_WORK TO DO_
Retype all of the data below verbatim, line by line, leaving out the pictures.

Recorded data
* * * * * * *

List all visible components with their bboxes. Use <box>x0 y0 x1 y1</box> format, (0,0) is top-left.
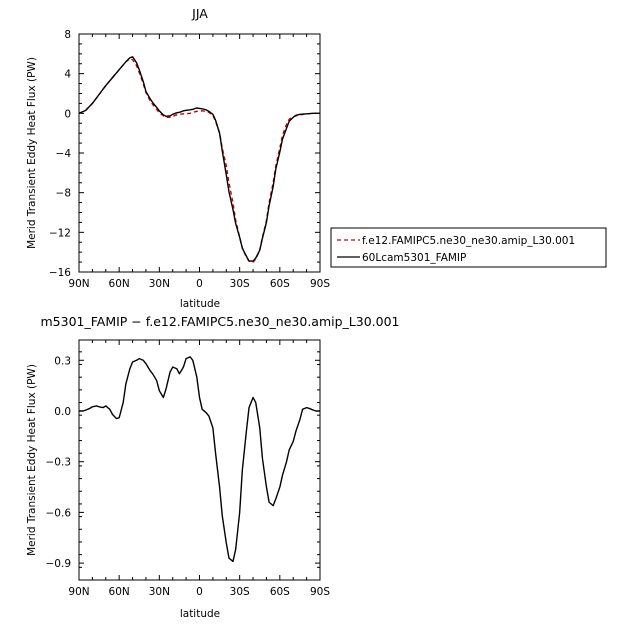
top-x-tick-label: 90S <box>310 278 330 290</box>
bottom-series-lines <box>79 356 320 563</box>
top-axis-ticks: 90N 60N 30N 0 30S 60S 90S 8 4 0 −4 −8 −12 −16 <box>49 29 331 290</box>
legend: f.e12.FAMIPC5.ne30_ne30.amip_L30.001 60L… <box>330 227 607 268</box>
bottom-x-tick-label: 90S <box>310 586 330 598</box>
bottom-x-axis-label: latitude <box>180 608 220 620</box>
top-x-tick-label: 60S <box>270 278 290 290</box>
bottom-axis-ticks: 90N 60N 30N 0 30S 60S 90S 0.3 0.0 −0.3 −0.6 −0.9 <box>46 340 330 598</box>
bottom-y-tick-label: 0.0 <box>54 406 71 418</box>
bottom-x-tick-label: 30S <box>230 586 250 598</box>
bottom-y-axis-label: Merid Transient Eddy Heat Flux (PW) <box>26 364 38 556</box>
top-y-tick-label: 0 <box>64 108 71 120</box>
legend-label-series-1: f.e12.FAMIPC5.ne30_ne30.amip_L30.001 <box>362 235 575 247</box>
top-x-tick-label: 30N <box>149 278 170 290</box>
top-y-tick-label: −16 <box>49 267 71 279</box>
bottom-x-tick-label: 90N <box>68 586 89 598</box>
top-y-tick-label: 8 <box>64 29 71 41</box>
top-x-tick-label: 30S <box>230 278 250 290</box>
bottom-y-tick-label: −0.9 <box>46 558 72 570</box>
bottom-x-tick-label: 60S <box>270 586 290 598</box>
top-x-tick-label: 60N <box>109 278 130 290</box>
top-y-tick-label: −4 <box>56 148 72 160</box>
top-y-axis-label: Merid Transient Eddy Heat Flux (PW) <box>26 57 38 249</box>
bottom-x-tick-label: 0 <box>196 586 203 598</box>
top-panel: JJA 90N 60N 30N 0 30S 60S 90S 8 4 0 −4 −8 −12 −16 lat… <box>26 6 607 310</box>
top-x-axis-label: latitude <box>180 298 220 310</box>
legend-box <box>330 227 607 268</box>
bottom-plot-frame <box>78 339 321 581</box>
bottom-panel: m5301_FAMIP − f.e12.FAMIPC5.ne30_ne30.am… <box>26 314 400 620</box>
bottom-series-line-1 <box>79 356 320 563</box>
bottom-y-tick-label: −0.3 <box>46 457 72 469</box>
top-x-tick-label: 0 <box>196 278 203 290</box>
top-x-tick-label: 90N <box>68 278 89 290</box>
bottom-x-tick-label: 30N <box>149 586 170 598</box>
top-y-tick-label: 4 <box>64 69 71 81</box>
top-y-tick-label: −12 <box>49 227 71 239</box>
top-series-line-1 <box>78 58 320 263</box>
top-plot-frame <box>78 33 321 273</box>
top-series-line-2 <box>78 56 320 262</box>
bottom-y-tick-label: 0.3 <box>54 355 71 367</box>
top-y-tick-label: −8 <box>56 188 71 200</box>
bottom-y-tick-label: −0.6 <box>46 507 72 519</box>
bottom-chart-title: m5301_FAMIP − f.e12.FAMIPC5.ne30_ne30.am… <box>40 314 399 329</box>
legend-label-series-2: 60Lcam5301_FAMIP <box>362 252 466 264</box>
top-series-lines <box>78 56 320 263</box>
top-chart-title: JJA <box>191 6 208 21</box>
bottom-x-tick-label: 60N <box>109 586 130 598</box>
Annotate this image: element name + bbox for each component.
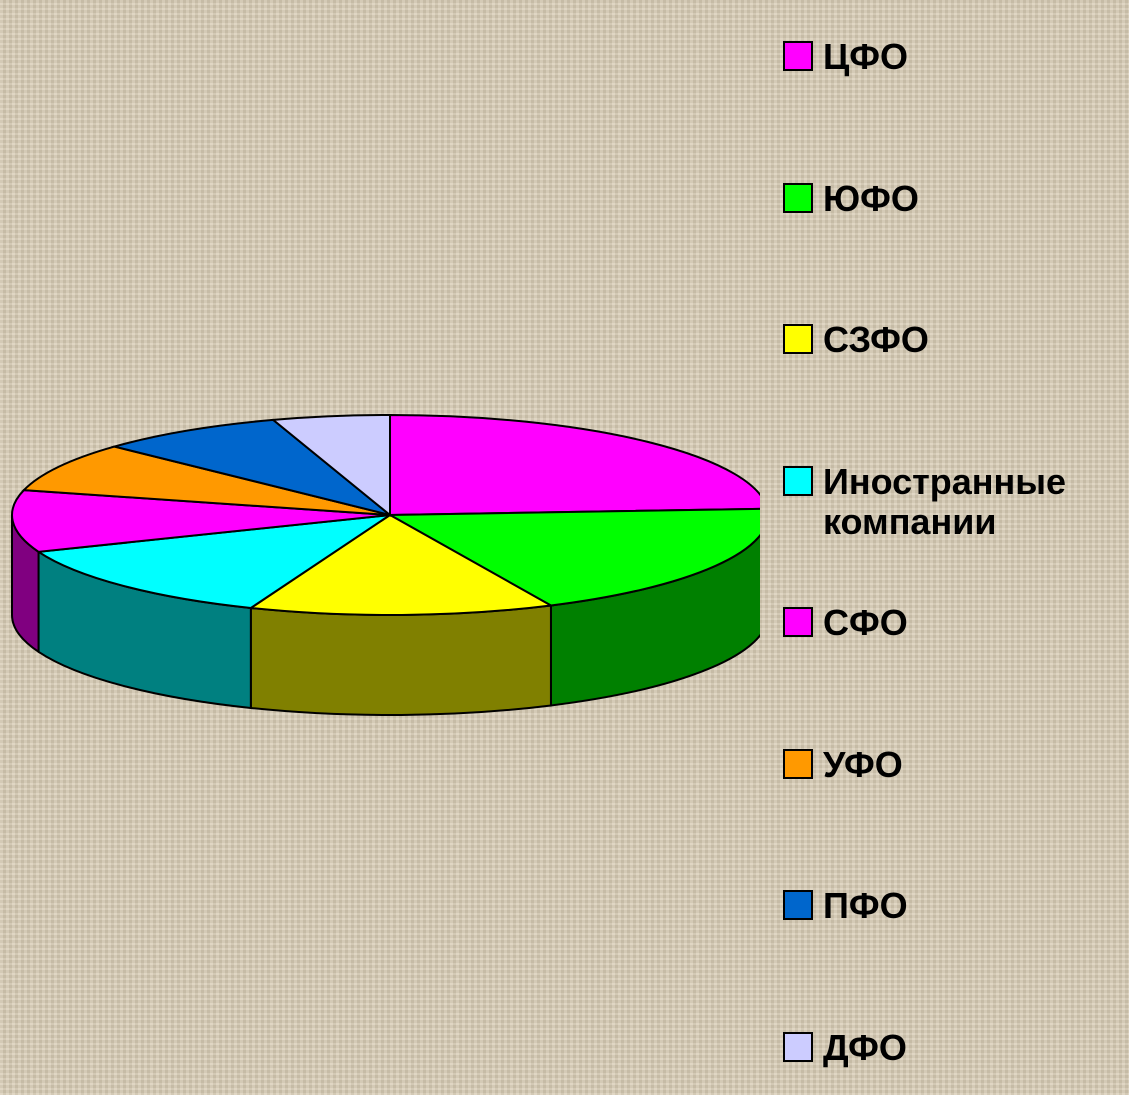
legend-label: ДФО (823, 1026, 907, 1068)
legend-item: ЦФО (783, 37, 1123, 77)
legend-item: Иностранные компании (783, 460, 1123, 542)
legend-item: СЗФО (783, 320, 1123, 360)
pie-slice (11, 489, 391, 553)
legend-item: ДФО (783, 1026, 1123, 1068)
pie-slice (35, 514, 391, 610)
legend-swatch (783, 182, 813, 213)
legend-swatch (783, 890, 813, 920)
legend-item: ПФО (783, 886, 1123, 926)
pie (11, 413, 760, 716)
pie-slice (110, 418, 391, 516)
legend-label: СЗФО (823, 319, 929, 360)
legend-item: СФО (783, 603, 1123, 643)
legend-swatch (783, 1031, 813, 1062)
legend-label: УФО (823, 743, 903, 785)
pie-slice (270, 413, 391, 518)
legend-label: Иностранные компании (823, 460, 1067, 542)
legend-label: ЮФО (823, 177, 919, 219)
pie-slice (389, 413, 760, 517)
pie-side (249, 604, 552, 716)
legend-swatch (783, 748, 813, 779)
legend-label: ПФО (823, 885, 908, 926)
legend-item: ЮФО (783, 177, 1123, 219)
pie-slice (247, 513, 555, 616)
legend-label: СФО (823, 602, 908, 643)
legend-swatch (783, 41, 813, 71)
pie-slice (21, 445, 391, 516)
legend-label: ЦФО (823, 36, 909, 77)
legend-swatch (783, 465, 813, 496)
legend-swatch (783, 324, 813, 354)
pie-slice (386, 507, 760, 607)
legend-swatch (783, 607, 813, 637)
legend-item: УФО (783, 743, 1123, 785)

* * * * * * *

_THE SOLUTION_
List all visible components with their bboxes. Use <box>x0 y0 x1 y1</box> format, (0,0) is top-left.
top-x-tick-label: 90S <box>310 278 330 290</box>
bottom-series-lines <box>79 356 320 563</box>
top-axis-ticks: 90N 60N 30N 0 30S 60S 90S 8 4 0 −4 −8 −12 −16 <box>49 29 331 290</box>
legend: f.e12.FAMIPC5.ne30_ne30.amip_L30.001 60L… <box>330 227 607 268</box>
bottom-x-tick-label: 90S <box>310 586 330 598</box>
bottom-x-axis-label: latitude <box>180 608 220 620</box>
top-x-tick-label: 60S <box>270 278 290 290</box>
bottom-axis-ticks: 90N 60N 30N 0 30S 60S 90S 0.3 0.0 −0.3 −0.6 −0.9 <box>46 340 330 598</box>
bottom-y-tick-label: 0.0 <box>54 406 71 418</box>
bottom-x-tick-label: 30S <box>230 586 250 598</box>
bottom-y-axis-label: Merid Transient Eddy Heat Flux (PW) <box>26 364 38 556</box>
top-y-tick-label: 0 <box>64 108 71 120</box>
legend-label-series-1: f.e12.FAMIPC5.ne30_ne30.amip_L30.001 <box>362 235 575 247</box>
top-x-tick-label: 30N <box>149 278 170 290</box>
top-y-tick-label: −16 <box>49 267 71 279</box>
bottom-x-tick-label: 90N <box>68 586 89 598</box>
top-y-tick-label: 8 <box>64 29 71 41</box>
top-x-tick-label: 30S <box>230 278 250 290</box>
bottom-y-tick-label: −0.9 <box>46 558 72 570</box>
bottom-x-tick-label: 60S <box>270 586 290 598</box>
top-x-tick-label: 60N <box>109 278 130 290</box>
top-y-tick-label: −4 <box>56 148 72 160</box>
top-y-axis-label: Merid Transient Eddy Heat Flux (PW) <box>26 57 38 249</box>
bottom-x-tick-label: 0 <box>196 586 203 598</box>
top-panel: JJA 90N 60N 30N 0 30S 60S 90S 8 4 0 −4 −8 −12 −16 lat… <box>26 6 607 310</box>
top-x-axis-label: latitude <box>180 298 220 310</box>
legend-box <box>330 227 607 268</box>
bottom-plot-frame <box>78 339 321 581</box>
bottom-panel: m5301_FAMIP − f.e12.FAMIPC5.ne30_ne30.am… <box>26 314 400 620</box>
bottom-series-line-1 <box>79 356 320 563</box>
bottom-y-tick-label: −0.3 <box>46 457 72 469</box>
top-x-tick-label: 0 <box>196 278 203 290</box>
top-x-tick-label: 90N <box>68 278 89 290</box>
bottom-x-tick-label: 30N <box>149 586 170 598</box>
top-y-tick-label: 4 <box>64 69 71 81</box>
top-y-tick-label: −12 <box>49 227 71 239</box>
top-series-line-1 <box>78 58 320 263</box>
top-plot-frame <box>78 33 321 273</box>
top-series-line-2 <box>78 56 320 262</box>
bottom-y-tick-label: 0.3 <box>54 355 71 367</box>
top-y-tick-label: −8 <box>56 188 71 200</box>
bottom-y-tick-label: −0.6 <box>46 507 72 519</box>
bottom-chart-title: m5301_FAMIP − f.e12.FAMIPC5.ne30_ne30.am… <box>40 314 399 329</box>
legend-label-series-2: 60Lcam5301_FAMIP <box>362 252 466 264</box>
top-series-lines <box>78 56 320 263</box>
top-chart-title: JJA <box>191 6 208 21</box>
bottom-x-tick-label: 60N <box>109 586 130 598</box>
Annotate this image: element name + bbox for each component.
legend-label: ДФО (823, 1026, 907, 1068)
legend-item: ЦФО (783, 37, 1123, 77)
legend-item: Иностранные компании (783, 460, 1123, 542)
legend-item: СЗФО (783, 320, 1123, 360)
pie-slice (11, 489, 391, 553)
legend-item: ДФО (783, 1026, 1123, 1068)
pie-slice (35, 514, 391, 610)
legend-swatch (783, 182, 813, 213)
legend-swatch (783, 890, 813, 920)
legend-item: ПФО (783, 886, 1123, 926)
pie (11, 413, 760, 716)
pie-slice (110, 418, 391, 516)
legend-label: СЗФО (823, 319, 929, 360)
legend-item: СФО (783, 603, 1123, 643)
legend-swatch (783, 1031, 813, 1062)
legend-label: УФО (823, 743, 903, 785)
pie-slice (270, 413, 391, 518)
legend-label: Иностранные компании (823, 460, 1067, 542)
legend-label: ЮФО (823, 177, 919, 219)
pie-slice (389, 413, 760, 517)
pie-side (249, 604, 552, 716)
legend-swatch (783, 748, 813, 779)
legend-label: ПФО (823, 885, 908, 926)
legend-item: ЮФО (783, 177, 1123, 219)
pie-slice (247, 513, 555, 616)
legend-label: СФО (823, 602, 908, 643)
legend-swatch (783, 41, 813, 71)
pie-slice (21, 445, 391, 516)
legend-label: ЦФО (823, 36, 909, 77)
legend-swatch (783, 465, 813, 496)
legend-swatch (783, 324, 813, 354)
pie-slice (386, 507, 760, 607)
legend-swatch (783, 607, 813, 637)
legend-item: УФО (783, 743, 1123, 785)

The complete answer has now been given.